To do: Restate every line of the material, word for word.
Start Data section
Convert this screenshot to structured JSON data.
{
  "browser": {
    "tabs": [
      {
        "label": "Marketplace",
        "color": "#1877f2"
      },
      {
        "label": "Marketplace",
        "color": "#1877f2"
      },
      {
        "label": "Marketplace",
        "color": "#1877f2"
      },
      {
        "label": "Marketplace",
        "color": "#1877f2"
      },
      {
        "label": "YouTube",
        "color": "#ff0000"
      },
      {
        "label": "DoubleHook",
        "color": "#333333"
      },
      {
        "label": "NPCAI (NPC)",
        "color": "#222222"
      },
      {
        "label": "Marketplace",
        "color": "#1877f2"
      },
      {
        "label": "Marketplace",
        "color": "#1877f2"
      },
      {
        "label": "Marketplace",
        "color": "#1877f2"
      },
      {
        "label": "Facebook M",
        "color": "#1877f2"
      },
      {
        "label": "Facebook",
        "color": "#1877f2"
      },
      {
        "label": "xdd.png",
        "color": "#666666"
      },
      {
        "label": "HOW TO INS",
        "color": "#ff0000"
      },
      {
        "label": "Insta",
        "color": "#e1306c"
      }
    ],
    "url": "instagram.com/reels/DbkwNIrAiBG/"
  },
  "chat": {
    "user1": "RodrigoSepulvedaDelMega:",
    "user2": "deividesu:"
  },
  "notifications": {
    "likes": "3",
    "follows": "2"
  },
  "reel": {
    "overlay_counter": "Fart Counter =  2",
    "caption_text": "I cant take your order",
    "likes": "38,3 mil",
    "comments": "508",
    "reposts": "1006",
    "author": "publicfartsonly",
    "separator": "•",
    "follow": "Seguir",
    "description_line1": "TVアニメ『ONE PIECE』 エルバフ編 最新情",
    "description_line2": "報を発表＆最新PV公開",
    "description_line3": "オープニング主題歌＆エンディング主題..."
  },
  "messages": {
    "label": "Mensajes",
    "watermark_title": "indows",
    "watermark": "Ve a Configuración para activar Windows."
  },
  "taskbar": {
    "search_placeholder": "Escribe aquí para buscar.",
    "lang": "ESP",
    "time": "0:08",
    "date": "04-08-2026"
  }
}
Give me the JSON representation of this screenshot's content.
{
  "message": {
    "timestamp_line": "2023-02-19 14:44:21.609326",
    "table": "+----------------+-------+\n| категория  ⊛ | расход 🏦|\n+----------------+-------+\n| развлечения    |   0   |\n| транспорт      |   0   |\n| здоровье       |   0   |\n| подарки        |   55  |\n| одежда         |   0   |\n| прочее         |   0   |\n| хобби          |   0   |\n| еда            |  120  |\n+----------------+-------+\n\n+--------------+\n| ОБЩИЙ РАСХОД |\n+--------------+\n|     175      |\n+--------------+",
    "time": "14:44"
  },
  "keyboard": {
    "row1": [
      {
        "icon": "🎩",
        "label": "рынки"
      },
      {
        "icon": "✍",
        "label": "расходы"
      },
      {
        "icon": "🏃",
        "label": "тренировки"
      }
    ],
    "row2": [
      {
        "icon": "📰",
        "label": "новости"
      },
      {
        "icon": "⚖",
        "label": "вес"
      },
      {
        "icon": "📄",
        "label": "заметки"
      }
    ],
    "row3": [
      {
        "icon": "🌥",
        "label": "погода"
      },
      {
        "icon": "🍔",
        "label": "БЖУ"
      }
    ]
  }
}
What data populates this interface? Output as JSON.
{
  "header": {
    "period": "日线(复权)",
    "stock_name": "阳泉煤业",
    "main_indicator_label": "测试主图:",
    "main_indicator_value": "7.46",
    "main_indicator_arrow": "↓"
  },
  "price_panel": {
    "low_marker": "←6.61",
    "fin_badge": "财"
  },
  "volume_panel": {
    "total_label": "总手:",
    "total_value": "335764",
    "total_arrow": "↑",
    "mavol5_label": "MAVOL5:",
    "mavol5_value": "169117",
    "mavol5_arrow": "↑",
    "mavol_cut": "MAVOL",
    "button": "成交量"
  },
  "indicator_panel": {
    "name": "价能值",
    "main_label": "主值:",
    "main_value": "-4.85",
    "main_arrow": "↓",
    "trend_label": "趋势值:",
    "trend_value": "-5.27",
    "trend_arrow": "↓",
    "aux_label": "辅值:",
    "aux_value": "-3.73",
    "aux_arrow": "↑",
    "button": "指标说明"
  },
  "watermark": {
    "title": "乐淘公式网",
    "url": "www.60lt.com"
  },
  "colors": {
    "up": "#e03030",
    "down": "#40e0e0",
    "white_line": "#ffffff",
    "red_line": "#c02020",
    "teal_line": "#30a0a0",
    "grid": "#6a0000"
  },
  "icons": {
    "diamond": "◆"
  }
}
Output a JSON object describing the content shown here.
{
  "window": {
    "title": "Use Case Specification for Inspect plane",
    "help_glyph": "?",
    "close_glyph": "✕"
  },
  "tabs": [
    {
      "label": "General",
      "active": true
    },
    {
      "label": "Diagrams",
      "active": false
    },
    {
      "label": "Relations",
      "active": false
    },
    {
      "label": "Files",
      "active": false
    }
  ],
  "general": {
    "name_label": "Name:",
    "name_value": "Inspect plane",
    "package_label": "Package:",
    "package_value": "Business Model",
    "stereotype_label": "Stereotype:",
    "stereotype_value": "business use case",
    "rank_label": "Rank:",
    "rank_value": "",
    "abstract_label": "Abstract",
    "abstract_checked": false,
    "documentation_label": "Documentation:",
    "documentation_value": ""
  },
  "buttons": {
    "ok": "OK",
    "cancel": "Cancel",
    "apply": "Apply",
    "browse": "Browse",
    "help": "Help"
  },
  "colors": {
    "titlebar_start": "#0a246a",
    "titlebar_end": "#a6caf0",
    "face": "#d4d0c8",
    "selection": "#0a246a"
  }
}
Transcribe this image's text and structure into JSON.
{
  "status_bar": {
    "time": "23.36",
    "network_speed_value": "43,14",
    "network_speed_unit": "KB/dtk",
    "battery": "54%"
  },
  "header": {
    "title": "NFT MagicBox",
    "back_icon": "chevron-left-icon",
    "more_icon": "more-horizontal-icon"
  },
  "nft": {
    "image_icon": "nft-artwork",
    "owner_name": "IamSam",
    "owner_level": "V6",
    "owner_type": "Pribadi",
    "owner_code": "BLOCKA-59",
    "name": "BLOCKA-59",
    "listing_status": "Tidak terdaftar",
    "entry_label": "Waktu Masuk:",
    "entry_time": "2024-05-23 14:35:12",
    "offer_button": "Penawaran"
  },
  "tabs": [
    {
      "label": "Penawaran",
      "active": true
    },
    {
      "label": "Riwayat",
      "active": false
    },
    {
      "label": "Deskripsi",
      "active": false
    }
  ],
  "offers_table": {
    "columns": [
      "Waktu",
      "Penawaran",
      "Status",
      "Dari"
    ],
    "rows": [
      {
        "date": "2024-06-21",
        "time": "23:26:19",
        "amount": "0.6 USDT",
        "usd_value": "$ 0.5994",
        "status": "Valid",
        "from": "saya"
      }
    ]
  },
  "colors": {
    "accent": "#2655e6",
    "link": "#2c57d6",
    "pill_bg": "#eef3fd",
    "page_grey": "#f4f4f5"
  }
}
End Data section
Written answer:
Convert this screenshot to structured JSON data.
{
  "browser": {
    "tabs": [
      {
        "label": "Marketplace",
        "color": "#1877f2"
      },
      {
        "label": "Marketplace",
        "color": "#1877f2"
      },
      {
        "label": "Marketplace",
        "color": "#1877f2"
      },
      {
        "label": "Marketplace",
        "color": "#1877f2"
      },
      {
        "label": "YouTube",
        "color": "#ff0000"
      },
      {
        "label": "DoubleHook",
        "color": "#333333"
      },
      {
        "label": "NPCAI (NPC)",
        "color": "#222222"
      },
      {
        "label": "Marketplace",
        "color": "#1877f2"
      },
      {
        "label": "Marketplace",
        "color": "#1877f2"
      },
      {
        "label": "Marketplace",
        "color": "#1877f2"
      },
      {
        "label": "Facebook M",
        "color": "#1877f2"
      },
      {
        "label": "Facebook",
        "color": "#1877f2"
      },
      {
        "label": "xdd.png",
        "color": "#666666"
      },
      {
        "label": "HOW TO INS",
        "color": "#ff0000"
      },
      {
        "label": "Insta",
        "color": "#e1306c"
      }
    ],
    "url": "instagram.com/reels/DbkwNIrAiBG/"
  },
  "chat": {
    "user1": "RodrigoSepulvedaDelMega:",
    "user2": "deividesu:"
  },
  "notifications": {
    "likes": "3",
    "follows": "2"
  },
  "reel": {
    "overlay_counter": "Fart Counter =  2",
    "caption_text": "I cant take your order",
    "likes": "38,3 mil",
    "comments": "508",
    "reposts": "1006",
    "author": "publicfartsonly",
    "separator": "•",
    "follow": "Seguir",
    "description_line1": "TVアニメ『ONE PIECE』 エルバフ編 最新情",
    "description_line2": "報を発表＆最新PV公開",
    "description_line3": "オープニング主題歌＆エンディング主題..."
  },
  "messages": {
    "label": "Mensajes",
    "watermark_title": "indows",
    "watermark": "Ve a Configuración para activar Windows."
  },
  "taskbar": {
    "search_placeholder": "Escribe aquí para buscar.",
    "lang": "ESP",
    "time": "0:08",
    "date": "04-08-2026"
  }
}
Give me the JSON representation of this screenshot's content.
{
  "message": {
    "timestamp_line": "2023-02-19 14:44:21.609326",
    "table": "+----------------+-------+\n| категория  ⊛ | расход 🏦|\n+----------------+-------+\n| развлечения    |   0   |\n| транспорт      |   0   |\n| здоровье       |   0   |\n| подарки        |   55  |\n| одежда         |   0   |\n| прочее         |   0   |\n| хобби          |   0   |\n| еда            |  120  |\n+----------------+-------+\n\n+--------------+\n| ОБЩИЙ РАСХОД |\n+--------------+\n|     175      |\n+--------------+",
    "time": "14:44"
  },
  "keyboard": {
    "row1": [
      {
        "icon": "🎩",
        "label": "рынки"
      },
      {
        "icon": "✍",
        "label": "расходы"
      },
      {
        "icon": "🏃",
        "label": "тренировки"
      }
    ],
    "row2": [
      {
        "icon": "📰",
        "label": "новости"
      },
      {
        "icon": "⚖",
        "label": "вес"
      },
      {
        "icon": "📄",
        "label": "заметки"
      }
    ],
    "row3": [
      {
        "icon": "🌥",
        "label": "погода"
      },
      {
        "icon": "🍔",
        "label": "БЖУ"
      }
    ]
  }
}
What data populates this interface? Output as JSON.
{
  "header": {
    "period": "日线(复权)",
    "stock_name": "阳泉煤业",
    "main_indicator_label": "测试主图:",
    "main_indicator_value": "7.46",
    "main_indicator_arrow": "↓"
  },
  "price_panel": {
    "low_marker": "←6.61",
    "fin_badge": "财"
  },
  "volume_panel": {
    "total_label": "总手:",
    "total_value": "335764",
    "total_arrow": "↑",
    "mavol5_label": "MAVOL5:",
    "mavol5_value": "169117",
    "mavol5_arrow": "↑",
    "mavol_cut": "MAVOL",
    "button": "成交量"
  },
  "indicator_panel": {
    "name": "价能值",
    "main_label": "主值:",
    "main_value": "-4.85",
    "main_arrow": "↓",
    "trend_label": "趋势值:",
    "trend_value": "-5.27",
    "trend_arrow": "↓",
    "aux_label": "辅值:",
    "aux_value": "-3.73",
    "aux_arrow": "↑",
    "button": "指标说明"
  },
  "watermark": {
    "title": "乐淘公式网",
    "url": "www.60lt.com"
  },
  "colors": {
    "up": "#e03030",
    "down": "#40e0e0",
    "white_line": "#ffffff",
    "red_line": "#c02020",
    "teal_line": "#30a0a0",
    "grid": "#6a0000"
  },
  "icons": {
    "diamond": "◆"
  }
}
Output a JSON object describing the content shown here.
{
  "window": {
    "title": "Use Case Specification for Inspect plane",
    "help_glyph": "?",
    "close_glyph": "✕"
  },
  "tabs": [
    {
      "label": "General",
      "active": true
    },
    {
      "label": "Diagrams",
      "active": false
    },
    {
      "label": "Relations",
      "active": false
    },
    {
      "label": "Files",
      "active": false
    }
  ],
  "general": {
    "name_label": "Name:",
    "name_value": "Inspect plane",
    "package_label": "Package:",
    "package_value": "Business Model",
    "stereotype_label": "Stereotype:",
    "stereotype_value": "business use case",
    "rank_label": "Rank:",
    "rank_value": "",
    "abstract_label": "Abstract",
    "abstract_checked": false,
    "documentation_label": "Documentation:",
    "documentation_value": ""
  },
  "buttons": {
    "ok": "OK",
    "cancel": "Cancel",
    "apply": "Apply",
    "browse": "Browse",
    "help": "Help"
  },
  "colors": {
    "titlebar_start": "#0a246a",
    "titlebar_end": "#a6caf0",
    "face": "#d4d0c8",
    "selection": "#0a246a"
  }
}
Transcribe this image's text and structure into JSON.
{
  "status_bar": {
    "time": "23.36",
    "network_speed_value": "43,14",
    "network_speed_unit": "KB/dtk",
    "battery": "54%"
  },
  "header": {
    "title": "NFT MagicBox",
    "back_icon": "chevron-left-icon",
    "more_icon": "more-horizontal-icon"
  },
  "nft": {
    "image_icon": "nft-artwork",
    "owner_name": "IamSam",
    "owner_level": "V6",
    "owner_type": "Pribadi",
    "owner_code": "BLOCKA-59",
    "name": "BLOCKA-59",
    "listing_status": "Tidak terdaftar",
    "entry_label": "Waktu Masuk:",
    "entry_time": "2024-05-23 14:35:12",
    "offer_button": "Penawaran"
  },
  "tabs": [
    {
      "label": "Penawaran",
      "active": true
    },
    {
      "label": "Riwayat",
      "active": false
    },
    {
      "label": "Deskripsi",
      "active": false
    }
  ],
  "offers_table": {
    "columns": [
      "Waktu",
      "Penawaran",
      "Status",
      "Dari"
    ],
    "rows": [
      {
        "date": "2024-06-21",
        "time": "23:26:19",
        "amount": "0.6 USDT",
        "usd_value": "$ 0.5994",
        "status": "Valid",
        "from": "saya"
      }
    ]
  },
  "colors": {
    "accent": "#2655e6",
    "link": "#2c57d6",
    "pill_bg": "#eef3fd",
    "page_grey": "#f4f4f5"
  }
}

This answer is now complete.